---------- DATA PROVIDED

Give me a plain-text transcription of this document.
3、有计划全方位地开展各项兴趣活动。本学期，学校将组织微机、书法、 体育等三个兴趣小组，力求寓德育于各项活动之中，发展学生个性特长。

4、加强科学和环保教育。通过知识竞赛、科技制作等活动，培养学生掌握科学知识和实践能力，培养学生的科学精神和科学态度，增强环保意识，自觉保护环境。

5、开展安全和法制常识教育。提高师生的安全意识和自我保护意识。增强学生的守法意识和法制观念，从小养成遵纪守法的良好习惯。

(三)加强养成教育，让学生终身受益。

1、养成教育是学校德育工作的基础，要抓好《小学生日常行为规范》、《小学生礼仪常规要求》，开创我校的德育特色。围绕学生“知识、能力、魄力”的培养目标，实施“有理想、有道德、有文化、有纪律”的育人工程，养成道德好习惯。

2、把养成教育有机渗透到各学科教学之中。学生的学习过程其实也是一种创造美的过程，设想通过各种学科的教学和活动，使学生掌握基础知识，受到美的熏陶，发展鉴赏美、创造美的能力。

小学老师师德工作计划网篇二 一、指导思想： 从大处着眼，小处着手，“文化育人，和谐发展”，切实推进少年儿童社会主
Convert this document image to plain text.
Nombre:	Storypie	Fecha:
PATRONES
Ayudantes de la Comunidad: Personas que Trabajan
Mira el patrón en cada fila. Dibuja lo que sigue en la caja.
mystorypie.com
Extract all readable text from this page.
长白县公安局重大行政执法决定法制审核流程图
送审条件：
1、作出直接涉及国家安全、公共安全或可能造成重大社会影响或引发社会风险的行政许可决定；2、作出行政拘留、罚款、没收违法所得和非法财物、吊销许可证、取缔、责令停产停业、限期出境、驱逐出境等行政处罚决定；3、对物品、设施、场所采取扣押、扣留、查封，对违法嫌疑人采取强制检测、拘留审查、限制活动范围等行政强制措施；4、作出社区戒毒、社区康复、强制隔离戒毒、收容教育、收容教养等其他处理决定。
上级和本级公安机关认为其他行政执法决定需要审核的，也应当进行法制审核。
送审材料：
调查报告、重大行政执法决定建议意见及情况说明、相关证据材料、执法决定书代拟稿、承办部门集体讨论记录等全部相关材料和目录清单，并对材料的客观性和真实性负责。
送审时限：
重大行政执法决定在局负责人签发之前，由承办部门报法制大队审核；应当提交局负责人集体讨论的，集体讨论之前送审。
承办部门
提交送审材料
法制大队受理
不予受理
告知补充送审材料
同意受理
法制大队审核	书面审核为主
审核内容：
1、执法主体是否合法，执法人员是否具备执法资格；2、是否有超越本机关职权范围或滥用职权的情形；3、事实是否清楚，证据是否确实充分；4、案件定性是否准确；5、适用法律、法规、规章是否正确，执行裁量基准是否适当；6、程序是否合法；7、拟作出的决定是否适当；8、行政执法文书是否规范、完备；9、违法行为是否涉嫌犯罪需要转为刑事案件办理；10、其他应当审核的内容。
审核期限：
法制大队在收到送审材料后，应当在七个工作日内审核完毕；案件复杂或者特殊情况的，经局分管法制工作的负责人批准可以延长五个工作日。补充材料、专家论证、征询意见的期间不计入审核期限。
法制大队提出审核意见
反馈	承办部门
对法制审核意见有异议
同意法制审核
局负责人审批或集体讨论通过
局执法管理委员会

--------------------

TASK DESCRIPTION: Your task is to reproduce all of the records exactly.

WORKED SOLUTION:
Give me a plain-text transcription of this document.
3、有计划全方位地开展各项兴趣活动。本学期，学校将组织微机、书法、 体育等三个兴趣小组，力求寓德育于各项活动之中，发展学生个性特长。

4、加强科学和环保教育。通过知识竞赛、科技制作等活动，培养学生掌握科学知识和实践能力，培养学生的科学精神和科学态度，增强环保意识，自觉保护环境。

5、开展安全和法制常识教育。提高师生的安全意识和自我保护意识。增强学生的守法意识和法制观念，从小养成遵纪守法的良好习惯。

(三)加强养成教育，让学生终身受益。

1、养成教育是学校德育工作的基础，要抓好《小学生日常行为规范》、《小学生礼仪常规要求》，开创我校的德育特色。围绕学生“知识、能力、魄力”的培养目标，实施“有理想、有道德、有文化、有纪律”的育人工程，养成道德好习惯。

2、把养成教育有机渗透到各学科教学之中。学生的学习过程其实也是一种创造美的过程，设想通过各种学科的教学和活动，使学生掌握基础知识，受到美的熏陶，发展鉴赏美、创造美的能力。

小学老师师德工作计划网篇二 一、指导思想： 从大处着眼，小处着手，“文化育人，和谐发展”，切实推进少年儿童社会主
Convert this document image to plain text.
Nombre:	Storypie	Fecha:
PATRONES
Ayudantes de la Comunidad: Personas que Trabajan
Mira el patrón en cada fila. Dibuja lo que sigue en la caja.
mystorypie.com
Extract all readable text from this page.
长白县公安局重大行政执法决定法制审核流程图
送审条件：
1、作出直接涉及国家安全、公共安全或可能造成重大社会影响或引发社会风险的行政许可决定；2、作出行政拘留、罚款、没收违法所得和非法财物、吊销许可证、取缔、责令停产停业、限期出境、驱逐出境等行政处罚决定；3、对物品、设施、场所采取扣押、扣留、查封，对违法嫌疑人采取强制检测、拘留审查、限制活动范围等行政强制措施；4、作出社区戒毒、社区康复、强制隔离戒毒、收容教育、收容教养等其他处理决定。
上级和本级公安机关认为其他行政执法决定需要审核的，也应当进行法制审核。
送审材料：
调查报告、重大行政执法决定建议意见及情况说明、相关证据材料、执法决定书代拟稿、承办部门集体讨论记录等全部相关材料和目录清单，并对材料的客观性和真实性负责。
送审时限：
重大行政执法决定在局负责人签发之前，由承办部门报法制大队审核；应当提交局负责人集体讨论的，集体讨论之前送审。
承办部门
提交送审材料
法制大队受理
不予受理
告知补充送审材料
同意受理
法制大队审核	书面审核为主
审核内容：
1、执法主体是否合法，执法人员是否具备执法资格；2、是否有超越本机关职权范围或滥用职权的情形；3、事实是否清楚，证据是否确实充分；4、案件定性是否准确；5、适用法律、法规、规章是否正确，执行裁量基准是否适当；6、程序是否合法；7、拟作出的决定是否适当；8、行政执法文书是否规范、完备；9、违法行为是否涉嫌犯罪需要转为刑事案件办理；10、其他应当审核的内容。
审核期限：
法制大队在收到送审材料后，应当在七个工作日内审核完毕；案件复杂或者特殊情况的，经局分管法制工作的负责人批准可以延长五个工作日。补充材料、专家论证、征询意见的期间不计入审核期限。
法制大队提出审核意见
反馈	承办部门
对法制审核意见有异议
同意法制审核
局负责人审批或集体讨论通过
局执法管理委员会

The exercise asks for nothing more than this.